* Text passage *
------------------------

# Monitoring smoke transport with next-generation satellites from Metop-SG¶

In the near future, new satellites such as Meteosat Third Generation (MTG) and Metop - Second Generation (Metop-SG) will provide advanced capabilities and valuable data for monitoring fires and their impacts. This two-part case study will introduce upcoming data products from MTG and Metop-SG in the context of the 2020 August Complex fire which occurred in California, USA. In Part 1, we focused on fire monitoring using data products from MTG. Here, we will introduce you to new capabilities in monitoring smoke transport using data products from Metop-SG.

## The Case Event¶

The 2020 August Complex fire was the largest wildfire in California’s history, spreading over 1,000,000 acres (over 4,000 sq km). The fires were caused by a series of lightning strikes on 17 August, resulting in 37 separate fires that merged into a complex. The fires burned for 86 days before being fully contained. On 10 September 2020, CNN reported that the west coast of the US had “the worst air quality in the world” that day, with multiple locations reporting hazardous PM2.5 pollution levels.

------------------------

* Required work *
Continue the text on monitoring smoke transport from the 2020 August Complex fire, starting right after its last sentence.

------------------------

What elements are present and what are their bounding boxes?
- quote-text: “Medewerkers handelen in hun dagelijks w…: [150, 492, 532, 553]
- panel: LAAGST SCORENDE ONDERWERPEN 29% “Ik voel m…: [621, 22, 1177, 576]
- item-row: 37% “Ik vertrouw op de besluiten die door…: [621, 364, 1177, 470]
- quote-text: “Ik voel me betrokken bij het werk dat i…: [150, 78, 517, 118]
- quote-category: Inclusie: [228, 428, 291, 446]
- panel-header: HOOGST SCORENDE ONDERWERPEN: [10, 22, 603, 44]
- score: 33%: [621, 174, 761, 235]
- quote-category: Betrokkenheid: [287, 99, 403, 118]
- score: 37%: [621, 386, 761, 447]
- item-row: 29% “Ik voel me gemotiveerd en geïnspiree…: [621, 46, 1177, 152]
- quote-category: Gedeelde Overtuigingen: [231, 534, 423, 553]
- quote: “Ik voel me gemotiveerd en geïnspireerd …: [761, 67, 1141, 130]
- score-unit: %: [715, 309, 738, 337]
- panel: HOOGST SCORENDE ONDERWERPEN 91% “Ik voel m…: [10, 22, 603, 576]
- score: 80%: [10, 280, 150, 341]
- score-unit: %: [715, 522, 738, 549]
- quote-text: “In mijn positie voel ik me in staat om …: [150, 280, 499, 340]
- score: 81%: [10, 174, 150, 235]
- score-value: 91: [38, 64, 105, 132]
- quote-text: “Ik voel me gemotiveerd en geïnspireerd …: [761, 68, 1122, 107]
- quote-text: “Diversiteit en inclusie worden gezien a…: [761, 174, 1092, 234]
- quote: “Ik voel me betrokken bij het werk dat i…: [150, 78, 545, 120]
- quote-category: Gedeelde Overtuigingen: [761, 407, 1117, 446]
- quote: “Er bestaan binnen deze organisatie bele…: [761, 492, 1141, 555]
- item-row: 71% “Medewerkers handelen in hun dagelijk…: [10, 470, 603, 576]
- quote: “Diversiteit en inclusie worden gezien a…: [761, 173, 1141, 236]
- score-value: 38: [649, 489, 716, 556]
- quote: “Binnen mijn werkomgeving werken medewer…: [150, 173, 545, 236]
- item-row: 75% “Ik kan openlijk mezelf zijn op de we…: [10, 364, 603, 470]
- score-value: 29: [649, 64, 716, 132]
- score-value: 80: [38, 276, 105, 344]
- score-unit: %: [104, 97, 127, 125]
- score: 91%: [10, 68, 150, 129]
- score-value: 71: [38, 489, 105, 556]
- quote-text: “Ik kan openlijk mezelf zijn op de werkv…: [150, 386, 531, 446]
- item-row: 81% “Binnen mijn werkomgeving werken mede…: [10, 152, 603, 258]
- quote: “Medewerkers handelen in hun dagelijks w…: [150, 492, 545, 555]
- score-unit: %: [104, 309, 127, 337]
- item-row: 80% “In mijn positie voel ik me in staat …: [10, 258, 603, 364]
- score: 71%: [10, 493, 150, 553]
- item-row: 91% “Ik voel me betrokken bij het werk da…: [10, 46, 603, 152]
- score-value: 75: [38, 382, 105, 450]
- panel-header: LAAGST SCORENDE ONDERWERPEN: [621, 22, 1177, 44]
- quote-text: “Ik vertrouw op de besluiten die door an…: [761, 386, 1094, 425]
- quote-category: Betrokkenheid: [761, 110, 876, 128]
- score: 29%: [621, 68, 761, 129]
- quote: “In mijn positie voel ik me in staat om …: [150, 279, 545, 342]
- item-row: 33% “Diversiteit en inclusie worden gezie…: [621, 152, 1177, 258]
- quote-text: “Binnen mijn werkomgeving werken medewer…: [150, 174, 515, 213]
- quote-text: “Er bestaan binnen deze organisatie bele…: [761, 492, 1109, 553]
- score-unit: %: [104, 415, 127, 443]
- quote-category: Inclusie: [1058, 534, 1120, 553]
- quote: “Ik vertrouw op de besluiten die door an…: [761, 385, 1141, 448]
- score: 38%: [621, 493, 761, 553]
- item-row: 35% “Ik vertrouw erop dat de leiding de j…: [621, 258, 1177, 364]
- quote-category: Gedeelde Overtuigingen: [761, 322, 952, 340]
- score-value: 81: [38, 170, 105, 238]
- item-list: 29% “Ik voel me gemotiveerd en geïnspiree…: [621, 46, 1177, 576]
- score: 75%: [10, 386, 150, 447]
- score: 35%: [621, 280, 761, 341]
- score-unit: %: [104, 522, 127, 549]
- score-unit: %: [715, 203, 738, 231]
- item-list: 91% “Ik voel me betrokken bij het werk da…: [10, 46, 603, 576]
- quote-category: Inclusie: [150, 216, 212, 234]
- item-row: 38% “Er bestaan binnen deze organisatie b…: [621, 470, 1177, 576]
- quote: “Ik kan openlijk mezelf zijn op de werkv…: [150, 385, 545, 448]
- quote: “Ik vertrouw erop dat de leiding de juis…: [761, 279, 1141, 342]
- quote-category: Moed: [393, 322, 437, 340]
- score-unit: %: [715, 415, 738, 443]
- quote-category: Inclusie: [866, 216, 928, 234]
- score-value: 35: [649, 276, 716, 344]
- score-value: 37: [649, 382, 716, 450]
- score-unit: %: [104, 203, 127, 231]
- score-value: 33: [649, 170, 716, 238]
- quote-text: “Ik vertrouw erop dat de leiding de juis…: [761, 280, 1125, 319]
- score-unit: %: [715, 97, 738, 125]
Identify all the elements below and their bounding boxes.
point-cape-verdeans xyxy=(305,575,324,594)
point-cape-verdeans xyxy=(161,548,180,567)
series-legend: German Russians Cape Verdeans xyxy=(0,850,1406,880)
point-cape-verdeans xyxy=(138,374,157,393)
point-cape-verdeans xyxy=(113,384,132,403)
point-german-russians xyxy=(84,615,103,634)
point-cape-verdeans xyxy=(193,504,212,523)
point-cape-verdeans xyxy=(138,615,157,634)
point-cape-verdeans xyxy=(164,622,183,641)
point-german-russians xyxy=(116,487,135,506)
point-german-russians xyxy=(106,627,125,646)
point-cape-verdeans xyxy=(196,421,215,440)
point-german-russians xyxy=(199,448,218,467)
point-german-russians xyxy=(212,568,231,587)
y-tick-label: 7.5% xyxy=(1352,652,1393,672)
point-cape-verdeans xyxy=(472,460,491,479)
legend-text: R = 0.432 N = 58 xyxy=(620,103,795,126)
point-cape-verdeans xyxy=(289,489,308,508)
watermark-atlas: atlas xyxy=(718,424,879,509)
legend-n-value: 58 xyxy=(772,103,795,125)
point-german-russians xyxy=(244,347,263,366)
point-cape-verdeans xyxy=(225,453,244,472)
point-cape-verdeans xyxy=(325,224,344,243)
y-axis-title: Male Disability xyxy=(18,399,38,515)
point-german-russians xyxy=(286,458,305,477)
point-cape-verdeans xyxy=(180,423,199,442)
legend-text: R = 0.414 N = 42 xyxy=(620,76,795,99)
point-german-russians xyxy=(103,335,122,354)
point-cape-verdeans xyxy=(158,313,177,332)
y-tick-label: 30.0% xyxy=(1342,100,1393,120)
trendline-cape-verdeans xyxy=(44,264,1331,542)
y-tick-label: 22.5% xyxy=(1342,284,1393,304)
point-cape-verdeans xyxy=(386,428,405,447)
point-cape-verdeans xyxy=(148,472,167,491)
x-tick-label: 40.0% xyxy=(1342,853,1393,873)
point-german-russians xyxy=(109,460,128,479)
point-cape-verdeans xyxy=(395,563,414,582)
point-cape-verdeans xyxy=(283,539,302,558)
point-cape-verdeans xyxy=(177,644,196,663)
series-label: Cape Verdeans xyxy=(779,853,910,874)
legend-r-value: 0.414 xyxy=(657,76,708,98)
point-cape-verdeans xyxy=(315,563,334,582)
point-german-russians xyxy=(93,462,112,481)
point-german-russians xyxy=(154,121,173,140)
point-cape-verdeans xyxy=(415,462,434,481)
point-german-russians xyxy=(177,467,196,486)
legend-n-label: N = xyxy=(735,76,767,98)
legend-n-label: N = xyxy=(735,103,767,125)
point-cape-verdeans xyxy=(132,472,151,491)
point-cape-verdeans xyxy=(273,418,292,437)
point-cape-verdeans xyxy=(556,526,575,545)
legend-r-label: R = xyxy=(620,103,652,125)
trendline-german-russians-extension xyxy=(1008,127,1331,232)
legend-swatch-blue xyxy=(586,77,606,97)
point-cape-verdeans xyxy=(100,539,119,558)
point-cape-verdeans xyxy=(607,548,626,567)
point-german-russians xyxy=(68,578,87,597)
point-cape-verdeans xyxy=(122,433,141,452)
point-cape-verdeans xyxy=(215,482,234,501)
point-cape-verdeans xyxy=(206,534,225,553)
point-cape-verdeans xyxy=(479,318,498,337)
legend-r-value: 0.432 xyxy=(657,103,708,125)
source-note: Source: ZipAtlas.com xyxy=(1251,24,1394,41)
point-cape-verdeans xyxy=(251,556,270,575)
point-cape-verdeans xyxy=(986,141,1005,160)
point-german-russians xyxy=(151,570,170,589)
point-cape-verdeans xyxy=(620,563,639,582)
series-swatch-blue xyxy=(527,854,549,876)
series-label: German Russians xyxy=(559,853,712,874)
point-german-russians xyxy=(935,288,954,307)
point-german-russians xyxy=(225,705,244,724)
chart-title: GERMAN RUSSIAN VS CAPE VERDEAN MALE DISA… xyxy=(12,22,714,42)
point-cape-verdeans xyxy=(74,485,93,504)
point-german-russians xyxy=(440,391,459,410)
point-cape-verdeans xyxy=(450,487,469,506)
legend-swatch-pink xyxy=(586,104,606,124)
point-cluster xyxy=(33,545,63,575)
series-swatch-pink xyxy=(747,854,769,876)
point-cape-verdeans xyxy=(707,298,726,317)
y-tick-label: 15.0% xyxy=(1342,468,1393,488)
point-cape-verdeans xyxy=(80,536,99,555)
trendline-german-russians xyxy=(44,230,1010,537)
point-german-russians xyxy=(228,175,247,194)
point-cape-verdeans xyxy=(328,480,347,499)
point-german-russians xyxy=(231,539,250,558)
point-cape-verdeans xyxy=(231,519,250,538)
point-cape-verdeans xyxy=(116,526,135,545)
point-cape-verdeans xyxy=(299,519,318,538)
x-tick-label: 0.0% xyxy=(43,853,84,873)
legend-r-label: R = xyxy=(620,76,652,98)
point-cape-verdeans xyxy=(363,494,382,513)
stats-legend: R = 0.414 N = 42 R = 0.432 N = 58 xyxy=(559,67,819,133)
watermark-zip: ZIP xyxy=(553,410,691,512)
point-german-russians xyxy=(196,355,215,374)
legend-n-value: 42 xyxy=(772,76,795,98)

------------------------

* Output below *
## EUMETSAT Polar System - Second Generation (EPS-SG)¶

The EPS-SG is a partnership programme, which involves the European Space Agency, the German Aerospace Agency and the National Center for Space Studies. The mission is composed of two series of spacecraft, Metop-SG A and B, flying on the same mid-morning orbit, like the current Metop satellites. The orbit height is in the range 823-848 km (dependent on latitudes). There will be three satellites each of Metop-SG A and Metop-SG B. The first two satellites Metop-SG A1 and Metop-SG B1 are planned to be launched in Q2 and Q4 2024 respectively. See here an overview of the planned launch dates.

Consisting of low earth orbiting satellites, Metop-SG will provide high spatial resolution imagery and data. However, they will only cover a smaller observation region and have a longer revisit period compared to geostationary satellites like MTG.

In this case study, we will introduce data from three of the EPS-SG instruments: the METimage radiometer, the Ultraviolet Visible Near-Infrared Shortwave (UVNS) spectrometer and the Infrared Atmospheric Sounding Interferometer - New Generation (IASI-NG). While data from these instruments are not yet available, we will be using proxy data from existing instruments to demonstrate the new capabilities that will arise from these upcoming instruments.

What is proxy data?

Proxy data refers to “data with valid scientific content, to be used in early training on instrument capabilities and application areas, for example in test beds. These are real datasets from relevant existing precursor instruments.” (Source: EUMETSAT)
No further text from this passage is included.